The Martyr Mantras is the only studio album by Jesus Loves You and the fourth studio album by Boy George. It was credited to Jesus Loves You worldwide except in North America, where it was credited to Boy George upon its release there in 1991.

Composition
The Martyr Mantras contains many dance-orientated tracks, most of them with an electronic production. It is partly a collection of some of the songs that were released as one-off singles many months before ("No Clause 28" in 1988, "After the Love" in 1989, "Generations of Love" and "One On One" in 1990). The lead single was the Indian and house mash-up "Bow Down Mister" which reached the Top 30 in the UK Singles Chart.

George's songwriting credits are also on another alias, as "Angela Dust".

Critical reception
In a contemporaneous review in Keyboard, Jim Aikin described the album as "blue-eyed soul for the '90s".  He added that "[George] updates his British R&B roots very effectively with hip-hop beats and techno tricks".  Aikin also noted that, whatever the mood of any particular track,  "you feel that George is sincere". Dave Obee from Calgary Herald remarked that the former head of the Culture Club "has turned to house music, with all the computerized repetition a listener can stand. But that wonderfully pure voice rises above the rigid format, giving real life to each song." He highlighted George's "husky singing" on "Love's Gonna Let U Down", and his "stirring work" on "I Specialize In Loneliness". 

In an retrospective review for AllMusic, William Ruhlmann found the music to be "largely anonymous, if danceable", but singled out "Bow Down Mister" as an exception.

Commercial performance 
The Martyr Mantras was not a strong seller, only reaching #60 on the UK Albums Chart. Although it did fare better in European countries, The Martyr Mantras failed to enter the US Billboard Top 200.

----

# [TO-DO LIST]
a) In the article about The Martyr Mantras, rewrite the passage starting at "In an retrospective" and ending at "as an exception.", replacing "anonymous" with "forgettable".
b) Using the article about The Martyr Mantras, decide whether each statement is true: (i) the lead single reached the Top 30 in the UK Singles Chart; (ii) the album entered the US Billboard Top 200; (iii) in North America the album was credited to Jesus Loves You. Answer yes or no for each and quote the words that decide it.
c) Continue the article about The Martyr Mantras from its last sentence.

# [Layout region records]
----

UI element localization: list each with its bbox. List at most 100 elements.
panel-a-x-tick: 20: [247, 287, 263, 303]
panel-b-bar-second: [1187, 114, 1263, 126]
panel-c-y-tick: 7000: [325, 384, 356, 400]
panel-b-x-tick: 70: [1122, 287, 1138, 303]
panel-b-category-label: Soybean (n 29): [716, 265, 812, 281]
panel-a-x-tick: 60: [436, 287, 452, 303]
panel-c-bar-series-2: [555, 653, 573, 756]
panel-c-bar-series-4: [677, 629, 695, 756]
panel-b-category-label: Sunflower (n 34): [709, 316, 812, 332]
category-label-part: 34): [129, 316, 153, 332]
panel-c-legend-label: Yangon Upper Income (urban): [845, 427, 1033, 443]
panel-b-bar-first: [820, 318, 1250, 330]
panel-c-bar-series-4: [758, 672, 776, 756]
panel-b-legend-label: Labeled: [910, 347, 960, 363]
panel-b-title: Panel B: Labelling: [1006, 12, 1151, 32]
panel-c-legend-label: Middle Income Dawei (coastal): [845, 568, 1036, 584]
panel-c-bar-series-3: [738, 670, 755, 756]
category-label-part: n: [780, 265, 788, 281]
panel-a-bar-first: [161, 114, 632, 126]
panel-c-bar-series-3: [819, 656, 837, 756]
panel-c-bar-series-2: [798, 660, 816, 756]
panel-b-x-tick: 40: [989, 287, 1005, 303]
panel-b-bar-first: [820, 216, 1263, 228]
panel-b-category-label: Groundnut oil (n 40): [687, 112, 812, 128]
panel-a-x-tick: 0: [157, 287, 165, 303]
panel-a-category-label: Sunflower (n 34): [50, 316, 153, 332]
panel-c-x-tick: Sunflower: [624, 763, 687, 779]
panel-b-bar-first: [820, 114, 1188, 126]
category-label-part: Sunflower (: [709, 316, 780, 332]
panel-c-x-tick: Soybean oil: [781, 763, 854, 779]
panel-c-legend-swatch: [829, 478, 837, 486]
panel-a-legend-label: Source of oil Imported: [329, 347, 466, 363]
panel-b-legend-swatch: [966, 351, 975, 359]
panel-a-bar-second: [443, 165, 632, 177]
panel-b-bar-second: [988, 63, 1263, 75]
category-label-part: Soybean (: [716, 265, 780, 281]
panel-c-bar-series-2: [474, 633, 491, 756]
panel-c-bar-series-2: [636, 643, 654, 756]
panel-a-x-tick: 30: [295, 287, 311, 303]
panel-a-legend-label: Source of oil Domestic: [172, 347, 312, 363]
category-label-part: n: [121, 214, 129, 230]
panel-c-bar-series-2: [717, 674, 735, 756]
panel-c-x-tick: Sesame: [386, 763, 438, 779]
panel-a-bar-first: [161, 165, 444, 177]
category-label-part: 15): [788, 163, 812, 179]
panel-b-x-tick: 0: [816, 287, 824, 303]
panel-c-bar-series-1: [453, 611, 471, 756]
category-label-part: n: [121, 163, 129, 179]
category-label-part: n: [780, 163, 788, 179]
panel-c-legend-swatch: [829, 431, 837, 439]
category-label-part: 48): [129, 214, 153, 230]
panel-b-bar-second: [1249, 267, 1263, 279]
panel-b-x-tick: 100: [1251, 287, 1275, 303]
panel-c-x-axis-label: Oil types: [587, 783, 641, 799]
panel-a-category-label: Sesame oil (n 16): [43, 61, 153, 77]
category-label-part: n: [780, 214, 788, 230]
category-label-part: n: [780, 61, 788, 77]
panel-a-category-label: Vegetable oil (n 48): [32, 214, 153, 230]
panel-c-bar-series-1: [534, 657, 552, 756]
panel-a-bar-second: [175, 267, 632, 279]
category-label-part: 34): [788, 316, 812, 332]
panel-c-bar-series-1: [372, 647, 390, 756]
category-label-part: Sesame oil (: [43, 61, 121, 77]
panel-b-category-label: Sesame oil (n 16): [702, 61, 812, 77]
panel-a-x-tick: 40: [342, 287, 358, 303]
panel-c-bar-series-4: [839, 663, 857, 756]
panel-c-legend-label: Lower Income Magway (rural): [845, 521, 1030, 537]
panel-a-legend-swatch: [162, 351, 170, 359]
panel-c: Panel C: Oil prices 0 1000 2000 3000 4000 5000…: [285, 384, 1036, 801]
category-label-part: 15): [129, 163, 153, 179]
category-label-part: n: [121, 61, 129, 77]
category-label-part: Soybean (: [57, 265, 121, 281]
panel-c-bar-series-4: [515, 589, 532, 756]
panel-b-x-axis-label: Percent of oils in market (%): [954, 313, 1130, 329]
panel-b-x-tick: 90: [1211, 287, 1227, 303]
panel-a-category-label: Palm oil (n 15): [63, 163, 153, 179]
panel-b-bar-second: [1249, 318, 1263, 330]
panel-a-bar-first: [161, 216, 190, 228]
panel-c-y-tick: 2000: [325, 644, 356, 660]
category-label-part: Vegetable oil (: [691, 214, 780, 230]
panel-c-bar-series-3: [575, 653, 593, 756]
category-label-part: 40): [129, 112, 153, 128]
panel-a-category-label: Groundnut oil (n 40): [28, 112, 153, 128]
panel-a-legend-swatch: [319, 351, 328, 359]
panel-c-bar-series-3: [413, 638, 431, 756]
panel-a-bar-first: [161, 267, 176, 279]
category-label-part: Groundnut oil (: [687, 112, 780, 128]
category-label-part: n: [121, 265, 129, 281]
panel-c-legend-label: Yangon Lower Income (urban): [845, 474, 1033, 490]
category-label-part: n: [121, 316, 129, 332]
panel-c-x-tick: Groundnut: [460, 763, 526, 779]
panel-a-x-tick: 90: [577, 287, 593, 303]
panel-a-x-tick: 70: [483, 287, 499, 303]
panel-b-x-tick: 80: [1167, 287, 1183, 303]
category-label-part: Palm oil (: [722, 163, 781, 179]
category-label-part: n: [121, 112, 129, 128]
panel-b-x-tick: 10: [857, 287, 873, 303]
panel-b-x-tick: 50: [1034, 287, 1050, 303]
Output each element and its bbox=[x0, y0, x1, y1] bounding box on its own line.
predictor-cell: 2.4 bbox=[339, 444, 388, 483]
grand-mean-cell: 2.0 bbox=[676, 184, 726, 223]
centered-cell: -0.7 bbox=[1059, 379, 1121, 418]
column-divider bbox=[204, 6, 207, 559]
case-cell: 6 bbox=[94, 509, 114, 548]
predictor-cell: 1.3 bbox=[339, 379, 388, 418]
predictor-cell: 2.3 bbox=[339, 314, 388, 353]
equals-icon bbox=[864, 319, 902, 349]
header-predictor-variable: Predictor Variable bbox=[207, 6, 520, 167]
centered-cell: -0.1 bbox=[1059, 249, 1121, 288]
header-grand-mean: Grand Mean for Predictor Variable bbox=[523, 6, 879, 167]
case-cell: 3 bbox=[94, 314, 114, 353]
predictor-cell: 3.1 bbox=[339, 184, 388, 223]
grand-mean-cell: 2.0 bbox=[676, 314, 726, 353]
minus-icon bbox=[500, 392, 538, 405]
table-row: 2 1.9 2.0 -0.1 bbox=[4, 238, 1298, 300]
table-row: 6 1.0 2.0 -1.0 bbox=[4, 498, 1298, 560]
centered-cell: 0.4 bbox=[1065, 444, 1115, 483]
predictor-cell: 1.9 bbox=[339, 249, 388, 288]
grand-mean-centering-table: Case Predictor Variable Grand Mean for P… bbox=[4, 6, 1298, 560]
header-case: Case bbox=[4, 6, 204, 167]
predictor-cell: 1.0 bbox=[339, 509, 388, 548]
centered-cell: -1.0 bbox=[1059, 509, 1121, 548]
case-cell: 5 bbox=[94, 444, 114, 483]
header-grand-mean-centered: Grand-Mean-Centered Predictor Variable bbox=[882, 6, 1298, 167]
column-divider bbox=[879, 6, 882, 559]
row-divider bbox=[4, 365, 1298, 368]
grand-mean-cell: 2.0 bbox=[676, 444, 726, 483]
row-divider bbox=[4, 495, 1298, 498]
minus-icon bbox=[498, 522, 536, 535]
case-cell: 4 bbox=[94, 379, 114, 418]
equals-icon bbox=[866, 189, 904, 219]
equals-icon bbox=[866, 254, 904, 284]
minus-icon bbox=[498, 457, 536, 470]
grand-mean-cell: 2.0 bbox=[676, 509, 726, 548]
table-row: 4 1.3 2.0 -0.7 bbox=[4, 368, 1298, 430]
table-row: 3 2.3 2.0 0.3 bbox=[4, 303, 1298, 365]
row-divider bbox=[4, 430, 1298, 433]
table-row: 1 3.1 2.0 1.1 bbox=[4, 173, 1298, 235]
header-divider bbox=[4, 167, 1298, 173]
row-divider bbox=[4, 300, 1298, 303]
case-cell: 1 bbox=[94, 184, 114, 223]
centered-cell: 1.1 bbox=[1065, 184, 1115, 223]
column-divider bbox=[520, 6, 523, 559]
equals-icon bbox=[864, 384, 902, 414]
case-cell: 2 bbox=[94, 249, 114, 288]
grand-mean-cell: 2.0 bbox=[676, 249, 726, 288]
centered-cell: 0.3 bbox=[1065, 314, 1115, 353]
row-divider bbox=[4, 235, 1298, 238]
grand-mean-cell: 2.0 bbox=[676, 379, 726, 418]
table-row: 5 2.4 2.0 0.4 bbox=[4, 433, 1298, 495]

----

# [WRITTEN ANSWERS]
a)
In an retrospective review for AllMusic, William Ruhlmann found the music to be "largely forgettable, if danceable", but singled out "Bow Down Mister" as an exception.

b)
(i) Yes: "reached the Top 30 in the UK Singles Chart"
(ii) No: "failed to enter the US Billboard Top 200"
(iii) No: "where it was credited to Boy George"

c)
Track listing
 "Generations of Love" (Oakenfold Mix) (Angela Dust, Caron Geary, Simon Rogers) - 7:12
 "One on One" (Brydon L.P. Mix) (Dust, Mark Brydon) - 4:41
 "Love's Gonna Let U Down" (Popcorn Mix) (Dust, Brydon) - 6:08
 "After the Love" (Ten Glorious Years Mix) (Dust, Jon Moss) - 7:41
 "I Specialise in Loneliness" (Dust, John Themis) - 6:24
 "No Clause 28" (Pascal Gabriel Mix) (Boy George O'Dowd, Glenn Nightingale, Ian Maidman, Richie Stevens, Steve Fletcher) - 6:20
 "Love Hurts" (L.P. Mix) (Dust, Bruce Forest, Richard Cottle) - 6:29
 "Siempre Te Amare" (Dust) - 6:07
 "Too Much Love" (Dust, Brydon) - 6:00
 "Bow Down Mister" (Dust) - 6:32
 "Generations of Love" (Seventies Mix) (CD only)

Personnel
 Boy George – vocals
 Jonathan Quarmby, Richard Cottle – keyboards
 Colin Elliot – percussion
 Jagdeep Singh – tabla
 Simeon Lister – saxophone
 Beverley Skeete, Derek Green, The Govinda All Stars, Helen Terry, Jacqui McKoy, Jagdeep Singh, Juliet Roberts, London Community Gospel Choir, Sharon McKoy, Stefan Ashton Frank – vocals

Production
Simon Rogers – producer (track 1 & 11)
 Mark Brydon – producer (tracks 2 & 3)
 Angela Dust – producer (tracks 4 & 9)
 Jon Moss – producer (track 4)
 John Themis – producer (track 5)
 Bobby Z – producer (track 6)
 Jeremy Healy – producer (track 6)
 Bruce Forest – producer (tracks 7 & 10)
 Zeo – producer (track 8)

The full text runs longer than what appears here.